- **WHAT IS EXPECTED**: Would you extract the whole listing below and retype it exactly?

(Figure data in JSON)

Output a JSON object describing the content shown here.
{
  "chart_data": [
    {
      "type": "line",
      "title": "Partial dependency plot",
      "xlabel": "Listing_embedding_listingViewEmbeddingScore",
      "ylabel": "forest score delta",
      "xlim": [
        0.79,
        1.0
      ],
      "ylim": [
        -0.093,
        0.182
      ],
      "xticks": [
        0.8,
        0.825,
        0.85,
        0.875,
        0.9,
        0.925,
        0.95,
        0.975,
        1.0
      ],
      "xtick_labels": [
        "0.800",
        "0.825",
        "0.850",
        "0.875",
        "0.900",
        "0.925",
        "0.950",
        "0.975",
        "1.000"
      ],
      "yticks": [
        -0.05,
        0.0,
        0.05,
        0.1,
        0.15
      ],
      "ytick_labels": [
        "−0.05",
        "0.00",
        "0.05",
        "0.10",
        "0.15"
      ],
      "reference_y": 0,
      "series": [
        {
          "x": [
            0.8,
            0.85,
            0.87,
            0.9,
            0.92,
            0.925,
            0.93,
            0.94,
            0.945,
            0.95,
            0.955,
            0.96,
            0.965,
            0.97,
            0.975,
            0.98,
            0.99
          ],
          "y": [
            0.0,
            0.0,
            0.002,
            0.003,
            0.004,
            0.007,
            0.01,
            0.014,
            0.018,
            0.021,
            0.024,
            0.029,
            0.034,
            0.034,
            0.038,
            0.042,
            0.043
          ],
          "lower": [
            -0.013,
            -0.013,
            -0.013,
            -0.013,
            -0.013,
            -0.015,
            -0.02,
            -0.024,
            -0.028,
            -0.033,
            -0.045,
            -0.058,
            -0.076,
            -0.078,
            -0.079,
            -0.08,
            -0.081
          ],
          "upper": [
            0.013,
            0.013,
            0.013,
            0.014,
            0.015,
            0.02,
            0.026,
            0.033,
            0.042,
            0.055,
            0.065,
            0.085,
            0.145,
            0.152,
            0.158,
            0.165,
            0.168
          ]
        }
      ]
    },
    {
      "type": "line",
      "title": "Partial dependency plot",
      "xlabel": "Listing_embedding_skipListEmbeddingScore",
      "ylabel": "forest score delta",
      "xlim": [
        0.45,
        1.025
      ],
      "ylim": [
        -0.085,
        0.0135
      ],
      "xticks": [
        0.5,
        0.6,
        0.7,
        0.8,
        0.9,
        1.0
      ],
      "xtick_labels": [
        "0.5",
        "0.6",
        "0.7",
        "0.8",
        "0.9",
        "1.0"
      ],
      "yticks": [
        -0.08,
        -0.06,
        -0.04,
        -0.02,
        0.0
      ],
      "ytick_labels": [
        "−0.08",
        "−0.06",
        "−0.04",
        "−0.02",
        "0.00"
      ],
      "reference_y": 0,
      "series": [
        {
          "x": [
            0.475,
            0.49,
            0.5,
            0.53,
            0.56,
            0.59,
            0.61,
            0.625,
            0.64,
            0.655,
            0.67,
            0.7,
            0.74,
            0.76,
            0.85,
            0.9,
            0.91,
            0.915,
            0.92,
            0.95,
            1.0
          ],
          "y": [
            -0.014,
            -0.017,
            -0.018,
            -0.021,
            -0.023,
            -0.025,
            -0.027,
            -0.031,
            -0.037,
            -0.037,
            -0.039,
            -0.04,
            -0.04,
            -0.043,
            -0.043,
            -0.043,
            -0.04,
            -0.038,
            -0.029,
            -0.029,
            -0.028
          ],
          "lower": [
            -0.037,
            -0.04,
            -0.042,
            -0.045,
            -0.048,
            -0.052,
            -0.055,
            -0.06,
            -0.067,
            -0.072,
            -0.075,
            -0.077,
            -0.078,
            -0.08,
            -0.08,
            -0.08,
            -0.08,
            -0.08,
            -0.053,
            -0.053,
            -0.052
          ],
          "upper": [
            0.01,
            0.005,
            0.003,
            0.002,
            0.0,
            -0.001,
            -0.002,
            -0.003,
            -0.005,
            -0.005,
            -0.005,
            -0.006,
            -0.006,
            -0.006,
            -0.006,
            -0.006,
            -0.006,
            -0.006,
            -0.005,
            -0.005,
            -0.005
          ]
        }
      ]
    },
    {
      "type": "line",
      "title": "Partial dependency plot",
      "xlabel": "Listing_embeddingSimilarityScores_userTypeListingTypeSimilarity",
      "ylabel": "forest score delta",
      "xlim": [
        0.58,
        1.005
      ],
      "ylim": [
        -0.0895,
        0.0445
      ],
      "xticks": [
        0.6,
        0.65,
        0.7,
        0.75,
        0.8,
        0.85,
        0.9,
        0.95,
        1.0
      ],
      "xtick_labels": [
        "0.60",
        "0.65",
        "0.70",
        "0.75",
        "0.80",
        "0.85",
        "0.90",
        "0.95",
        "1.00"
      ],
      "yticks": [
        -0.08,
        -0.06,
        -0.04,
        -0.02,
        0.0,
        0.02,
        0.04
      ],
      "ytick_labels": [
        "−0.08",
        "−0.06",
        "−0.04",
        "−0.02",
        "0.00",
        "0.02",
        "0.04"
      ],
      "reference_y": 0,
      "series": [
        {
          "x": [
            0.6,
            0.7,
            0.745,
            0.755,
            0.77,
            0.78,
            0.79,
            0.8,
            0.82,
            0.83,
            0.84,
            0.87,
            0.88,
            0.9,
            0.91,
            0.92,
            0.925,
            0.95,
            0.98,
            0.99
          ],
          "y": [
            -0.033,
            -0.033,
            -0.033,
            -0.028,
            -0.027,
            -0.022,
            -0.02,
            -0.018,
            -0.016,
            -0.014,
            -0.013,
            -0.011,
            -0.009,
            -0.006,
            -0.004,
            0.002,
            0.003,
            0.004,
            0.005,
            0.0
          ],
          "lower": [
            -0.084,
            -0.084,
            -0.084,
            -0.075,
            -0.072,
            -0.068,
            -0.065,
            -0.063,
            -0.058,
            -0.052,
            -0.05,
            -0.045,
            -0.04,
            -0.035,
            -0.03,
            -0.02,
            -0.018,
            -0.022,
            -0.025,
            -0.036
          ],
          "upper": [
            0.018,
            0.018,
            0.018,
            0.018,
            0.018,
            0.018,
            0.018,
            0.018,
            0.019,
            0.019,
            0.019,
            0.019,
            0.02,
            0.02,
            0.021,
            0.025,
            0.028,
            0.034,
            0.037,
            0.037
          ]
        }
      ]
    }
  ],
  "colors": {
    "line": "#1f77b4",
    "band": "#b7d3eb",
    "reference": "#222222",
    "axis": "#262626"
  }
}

- **RESULT OF THE EXERCISE**:
Output a JSON object describing the content shown here.
{
  "chart_data": [
    {
      "type": "line",
      "title": "Partial dependency plot",
      "xlabel": "Listing_embedding_listingViewEmbeddingScore",
      "ylabel": "forest score delta",
      "xlim": [
        0.79,
        1.0
      ],
      "ylim": [
        -0.093,
        0.182
      ],
      "xticks": [
        0.8,
        0.825,
        0.85,
        0.875,
        0.9,
        0.925,
        0.95,
        0.975,
        1.0
      ],
      "xtick_labels": [
        "0.800",
        "0.825",
        "0.850",
        "0.875",
        "0.900",
        "0.925",
        "0.950",
        "0.975",
        "1.000"
      ],
      "yticks": [
        -0.05,
        0.0,
        0.05,
        0.1,
        0.15
      ],
      "ytick_labels": [
        "−0.05",
        "0.00",
        "0.05",
        "0.10",
        "0.15"
      ],
      "reference_y": 0,
      "series": [
        {
          "x": [
            0.8,
            0.85,
            0.87,
            0.9,
            0.92,
            0.925,
            0.93,
            0.94,
            0.945,
            0.95,
            0.955,
            0.96,
            0.965,
            0.97,
            0.975,
            0.98,
            0.99
          ],
          "y": [
            0.0,
            0.0,
            0.002,
            0.003,
            0.004,
            0.007,
            0.01,
            0.014,
            0.018,
            0.021,
            0.024,
            0.029,
            0.034,
            0.034,
            0.038,
            0.042,
            0.043
          ],
          "lower": [
            -0.013,
            -0.013,
            -0.013,
            -0.013,
            -0.013,
            -0.015,
            -0.02,
            -0.024,
            -0.028,
            -0.033,
            -0.045,
            -0.058,
            -0.076,
            -0.078,
            -0.079,
            -0.08,
            -0.081
          ],
          "upper": [
            0.013,
            0.013,
            0.013,
            0.014,
            0.015,
            0.02,
            0.026,
            0.033,
            0.042,
            0.055,
            0.065,
            0.085,
            0.145,
            0.152,
            0.158,
            0.165,
            0.168
          ]
        }
      ]
    },
    {
      "type": "line",
      "title": "Partial dependency plot",
      "xlabel": "Listing_embedding_skipListEmbeddingScore",
      "ylabel": "forest score delta",
      "xlim": [
        0.45,
        1.025
      ],
      "ylim": [
        -0.085,
        0.0135
      ],
      "xticks": [
        0.5,
        0.6,
        0.7,
        0.8,
        0.9,
        1.0
      ],
      "xtick_labels": [
        "0.5",
        "0.6",
        "0.7",
        "0.8",
        "0.9",
        "1.0"
      ],
      "yticks": [
        -0.08,
        -0.06,
        -0.04,
        -0.02,
        0.0
      ],
      "ytick_labels": [
        "−0.08",
        "−0.06",
        "−0.04",
        "−0.02",
        "0.00"
      ],
      "reference_y": 0,
      "series": [
        {
          "x": [
            0.475,
            0.49,
            0.5,
            0.53,
            0.56,
            0.59,
            0.61,
            0.625,
            0.64,
            0.655,
            0.67,
            0.7,
            0.74,
            0.76,
            0.85,
            0.9,
            0.91,
            0.915,
            0.92,
            0.95,
            1.0
          ],
          "y": [
            -0.014,
            -0.017,
            -0.018,
            -0.021,
            -0.023,
            -0.025,
            -0.027,
            -0.031,
            -0.037,
            -0.037,
            -0.039,
            -0.04,
            -0.04,
            -0.043,
            -0.043,
            -0.043,
            -0.04,
            -0.038,
            -0.029,
            -0.029,
            -0.028
          ],
          "lower": [
            -0.037,
            -0.04,
            -0.042,
            -0.045,
            -0.048,
            -0.052,
            -0.055,
            -0.06,
            -0.067,
            -0.072,
            -0.075,
            -0.077,
            -0.078,
            -0.08,
            -0.08,
            -0.08,
            -0.08,
            -0.08,
            -0.053,
            -0.053,
            -0.052
          ],
          "upper": [
            0.01,
            0.005,
            0.003,
            0.002,
            0.0,
            -0.001,
            -0.002,
            -0.003,
            -0.005,
            -0.005,
            -0.005,
            -0.006,
            -0.006,
            -0.006,
            -0.006,
            -0.006,
            -0.006,
            -0.006,
            -0.005,
            -0.005,
            -0.005
          ]
        }
      ]
    },
    {
      "type": "line",
      "title": "Partial dependency plot",
      "xlabel": "Listing_embeddingSimilarityScores_userTypeListingTypeSimilarity",
      "ylabel": "forest score delta",
      "xlim": [
        0.58,
        1.005
      ],
      "ylim": [
        -0.0895,
        0.0445
      ],
      "xticks": [
        0.6,
        0.65,
        0.7,
        0.75,
        0.8,
        0.85,
        0.9,
        0.95,
        1.0
      ],
      "xtick_labels": [
        "0.60",
        "0.65",
        "0.70",
        "0.75",
        "0.80",
        "0.85",
        "0.90",
        "0.95",
        "1.00"
      ],
      "yticks": [
        -0.08,
        -0.06,
        -0.04,
        -0.02,
        0.0,
        0.02,
        0.04
      ],
      "ytick_labels": [
        "−0.08",
        "−0.06",
        "−0.04",
        "−0.02",
        "0.00",
        "0.02",
        "0.04"
      ],
      "reference_y": 0,
      "series": [
        {
          "x": [
            0.6,
            0.7,
            0.745,
            0.755,
            0.77,
            0.78,
            0.79,
            0.8,
            0.82,
            0.83,
            0.84,
            0.87,
            0.88,
            0.9,
            0.91,
            0.92,
            0.925,
            0.95,
            0.98,
            0.99
          ],
          "y": [
            -0.033,
            -0.033,
            -0.033,
            -0.028,
            -0.027,
            -0.022,
            -0.02,
            -0.018,
            -0.016,
            -0.014,
            -0.013,
            -0.011,
            -0.009,
            -0.006,
            -0.004,
            0.002,
            0.003,
            0.004,
            0.005,
            0.0
          ],
          "lower": [
            -0.084,
            -0.084,
            -0.084,
            -0.075,
            -0.072,
            -0.068,
            -0.065,
            -0.063,
            -0.058,
            -0.052,
            -0.05,
            -0.045,
            -0.04,
            -0.035,
            -0.03,
            -0.02,
            -0.018,
            -0.022,
            -0.025,
            -0.036
          ],
          "upper": [
            0.018,
            0.018,
            0.018,
            0.018,
            0.018,
            0.018,
            0.018,
            0.018,
            0.019,
            0.019,
            0.019,
            0.019,
            0.02,
            0.02,
            0.021,
            0.025,
            0.028,
            0.034,
            0.037,
            0.037
          ]
        }
      ]
    }
  ],
  "colors": {
    "line": "#1f77b4",
    "band": "#b7d3eb",
    "reference": "#222222",
    "axis": "#262626"
  }
}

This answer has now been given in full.